**Document passage**.
== Segment start ==
I once did training for a group that had an XSS finding in an app. We paused the training to dig into the affected application and code to do a hands-on exercise. When we checked the
So, when you are looking to defend against something as difficult and potentially pervasive as XSS by encoding, you need that encoding to be automatic. It should be something you don’t have to think about constantly. OWASP lists it as a “bonus” rule in their cross-site scripting prevention doc. I recommend starting here. Select your templating/output engine such that encoding happens automatically for the right context. This means it would need to be explicitly overridden or disabled to make it insecure.
The OWASP doc regarding this control also says:
Output encoding is best applied just before the content is passed to the target interpreter.
This is where frameworks and templating engines come into play. To make your anti-XSS life easier, use a framework that defaults to safely performing output encoding (which it will do as it passes content to the target interpreter). Here are a few:
- AngularJS (See the Angular security page for more detail.)
- Java Encoder Project (From OWASP. Not an actual framework or template engine, but a well-written library to help in the fight against XSS.)
- .Net (Generally does well by default, but best to read their security doc on the topic.)
== Segment end ==
**Actions to take**.
- a) In the passage on defending against XSS, what kind of rule does OWASP call automatic encoding in its cross-site scripting prevention doc?
- b) Keep writing the passage on defending against XSS, picking up right after its last sentence.
You won't need the records for any of this.

Page layout parsing data
== Segment start ==
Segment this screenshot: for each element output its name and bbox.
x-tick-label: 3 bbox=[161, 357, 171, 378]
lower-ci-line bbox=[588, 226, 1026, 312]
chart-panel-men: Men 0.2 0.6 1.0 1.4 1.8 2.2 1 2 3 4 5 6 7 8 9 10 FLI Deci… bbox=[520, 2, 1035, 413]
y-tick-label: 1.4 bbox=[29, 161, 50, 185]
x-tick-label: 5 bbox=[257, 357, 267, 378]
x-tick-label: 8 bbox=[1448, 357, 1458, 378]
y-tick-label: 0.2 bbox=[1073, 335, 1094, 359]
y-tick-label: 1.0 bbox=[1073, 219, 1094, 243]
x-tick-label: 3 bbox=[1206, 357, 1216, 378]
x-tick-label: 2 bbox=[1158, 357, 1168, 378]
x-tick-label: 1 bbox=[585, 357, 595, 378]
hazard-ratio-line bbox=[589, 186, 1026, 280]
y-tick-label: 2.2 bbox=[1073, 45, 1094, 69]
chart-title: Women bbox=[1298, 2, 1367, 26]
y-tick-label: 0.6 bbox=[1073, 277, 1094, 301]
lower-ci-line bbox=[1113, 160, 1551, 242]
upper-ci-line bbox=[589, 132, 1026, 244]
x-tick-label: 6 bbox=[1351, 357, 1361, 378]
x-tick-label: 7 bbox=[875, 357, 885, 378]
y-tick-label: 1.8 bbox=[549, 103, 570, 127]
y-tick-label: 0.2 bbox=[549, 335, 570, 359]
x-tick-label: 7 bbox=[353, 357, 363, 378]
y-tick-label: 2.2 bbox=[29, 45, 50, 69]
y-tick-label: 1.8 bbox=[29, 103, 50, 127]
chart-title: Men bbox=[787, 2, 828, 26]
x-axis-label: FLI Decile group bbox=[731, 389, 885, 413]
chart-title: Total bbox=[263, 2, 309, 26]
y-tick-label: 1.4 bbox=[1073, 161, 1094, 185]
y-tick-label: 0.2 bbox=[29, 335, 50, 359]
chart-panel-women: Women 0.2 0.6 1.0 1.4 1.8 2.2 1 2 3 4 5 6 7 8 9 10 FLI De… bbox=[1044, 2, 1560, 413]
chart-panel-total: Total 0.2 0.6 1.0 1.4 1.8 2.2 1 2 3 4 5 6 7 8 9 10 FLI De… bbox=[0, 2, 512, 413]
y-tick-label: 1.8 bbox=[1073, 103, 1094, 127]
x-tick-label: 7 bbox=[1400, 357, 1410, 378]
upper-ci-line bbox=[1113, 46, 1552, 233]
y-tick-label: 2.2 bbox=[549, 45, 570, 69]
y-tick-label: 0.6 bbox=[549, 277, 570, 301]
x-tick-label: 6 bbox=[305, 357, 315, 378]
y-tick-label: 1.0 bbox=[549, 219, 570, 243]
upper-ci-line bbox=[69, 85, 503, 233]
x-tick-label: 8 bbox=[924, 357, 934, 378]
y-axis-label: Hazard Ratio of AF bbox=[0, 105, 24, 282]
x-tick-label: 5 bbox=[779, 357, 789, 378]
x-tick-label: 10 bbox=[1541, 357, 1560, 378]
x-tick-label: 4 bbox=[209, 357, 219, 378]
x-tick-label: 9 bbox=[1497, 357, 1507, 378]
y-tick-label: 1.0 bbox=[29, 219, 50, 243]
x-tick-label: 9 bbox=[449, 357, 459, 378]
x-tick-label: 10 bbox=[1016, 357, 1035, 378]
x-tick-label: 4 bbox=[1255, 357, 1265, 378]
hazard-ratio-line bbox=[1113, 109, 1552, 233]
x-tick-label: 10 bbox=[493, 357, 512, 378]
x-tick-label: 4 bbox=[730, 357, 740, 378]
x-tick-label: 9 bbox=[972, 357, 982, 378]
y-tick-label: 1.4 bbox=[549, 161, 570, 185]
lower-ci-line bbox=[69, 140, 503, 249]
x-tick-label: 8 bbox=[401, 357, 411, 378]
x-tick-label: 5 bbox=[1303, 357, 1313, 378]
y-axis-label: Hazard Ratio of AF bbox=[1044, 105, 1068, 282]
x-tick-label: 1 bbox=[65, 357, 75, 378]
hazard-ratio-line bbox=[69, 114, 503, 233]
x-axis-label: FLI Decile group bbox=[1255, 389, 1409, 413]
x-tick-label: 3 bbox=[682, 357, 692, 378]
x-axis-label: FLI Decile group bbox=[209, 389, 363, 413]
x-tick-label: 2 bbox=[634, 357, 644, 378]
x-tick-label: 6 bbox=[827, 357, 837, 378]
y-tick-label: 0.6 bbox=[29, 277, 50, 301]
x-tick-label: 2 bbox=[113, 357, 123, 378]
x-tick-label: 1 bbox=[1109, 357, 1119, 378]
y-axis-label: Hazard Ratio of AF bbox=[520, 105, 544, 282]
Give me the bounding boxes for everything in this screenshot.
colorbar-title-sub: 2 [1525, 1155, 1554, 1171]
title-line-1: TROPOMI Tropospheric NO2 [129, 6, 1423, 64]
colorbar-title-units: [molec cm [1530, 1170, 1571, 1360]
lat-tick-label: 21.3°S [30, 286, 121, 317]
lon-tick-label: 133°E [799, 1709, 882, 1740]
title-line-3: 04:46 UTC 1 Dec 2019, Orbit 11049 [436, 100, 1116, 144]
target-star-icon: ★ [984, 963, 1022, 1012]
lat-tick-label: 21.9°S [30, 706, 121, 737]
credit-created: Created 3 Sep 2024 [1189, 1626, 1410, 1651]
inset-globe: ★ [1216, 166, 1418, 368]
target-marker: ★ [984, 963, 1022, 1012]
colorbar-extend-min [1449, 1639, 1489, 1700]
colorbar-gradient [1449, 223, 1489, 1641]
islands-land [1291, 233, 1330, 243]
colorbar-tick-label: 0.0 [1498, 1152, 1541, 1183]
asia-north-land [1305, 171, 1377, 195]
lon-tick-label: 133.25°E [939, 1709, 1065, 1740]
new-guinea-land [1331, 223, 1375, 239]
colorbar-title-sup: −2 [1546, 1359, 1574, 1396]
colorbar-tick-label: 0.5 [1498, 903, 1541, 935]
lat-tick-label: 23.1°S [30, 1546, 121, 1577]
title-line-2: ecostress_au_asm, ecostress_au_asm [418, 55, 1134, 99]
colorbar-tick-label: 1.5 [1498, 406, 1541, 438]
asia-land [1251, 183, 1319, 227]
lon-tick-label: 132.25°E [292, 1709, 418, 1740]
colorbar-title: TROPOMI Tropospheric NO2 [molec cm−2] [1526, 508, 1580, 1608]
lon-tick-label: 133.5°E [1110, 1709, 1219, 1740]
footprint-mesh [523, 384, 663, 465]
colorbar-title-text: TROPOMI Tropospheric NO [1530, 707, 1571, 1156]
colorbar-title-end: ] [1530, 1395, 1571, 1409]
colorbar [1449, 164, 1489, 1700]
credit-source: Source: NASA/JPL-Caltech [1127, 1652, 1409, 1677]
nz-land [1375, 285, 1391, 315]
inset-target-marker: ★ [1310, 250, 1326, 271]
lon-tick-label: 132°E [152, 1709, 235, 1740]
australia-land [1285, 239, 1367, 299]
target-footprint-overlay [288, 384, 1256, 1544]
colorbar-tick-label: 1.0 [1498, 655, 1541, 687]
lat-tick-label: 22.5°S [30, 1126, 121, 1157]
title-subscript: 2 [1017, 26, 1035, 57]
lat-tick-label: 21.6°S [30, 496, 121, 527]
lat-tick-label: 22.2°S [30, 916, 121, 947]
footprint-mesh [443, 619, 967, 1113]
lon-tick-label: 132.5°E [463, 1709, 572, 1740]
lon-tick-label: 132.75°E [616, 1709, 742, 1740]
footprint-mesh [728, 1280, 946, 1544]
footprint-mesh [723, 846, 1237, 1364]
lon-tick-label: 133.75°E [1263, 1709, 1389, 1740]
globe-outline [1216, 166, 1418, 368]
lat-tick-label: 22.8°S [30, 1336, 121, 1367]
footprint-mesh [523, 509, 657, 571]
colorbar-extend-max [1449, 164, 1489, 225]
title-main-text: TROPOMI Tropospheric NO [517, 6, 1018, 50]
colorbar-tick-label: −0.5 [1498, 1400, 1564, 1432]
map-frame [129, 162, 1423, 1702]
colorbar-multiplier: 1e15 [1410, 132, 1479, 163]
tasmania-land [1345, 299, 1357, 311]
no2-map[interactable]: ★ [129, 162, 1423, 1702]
== Segment end ==
**Activity answers**.
- a) A "bonus" rule.

- b)
Are these all guaranteed 100% XSS-free forever? No, but they have a solid record out of the box. This list is not exhaustive. If you would like to use something not on it, spend some time researching and maybe even ask around on whether that templating engine or library auto-escapes or performs output encoding according to the context by default.
When you do use a library or framework that handles the output encoding (or escaping) for you by default, don’t bypass it. Some frameworks make it painfully obvious that you are doing it (like React and
dangerouslySetInnerHTML). Others are more ambiguous, like Rails with
html_safe. If you are unsure, read the docs.
XSS and the browser are the prominent example of using encoding defensively. However, the ‘front end’ of web apps is not the only place you should use encoding to keep your applications safe.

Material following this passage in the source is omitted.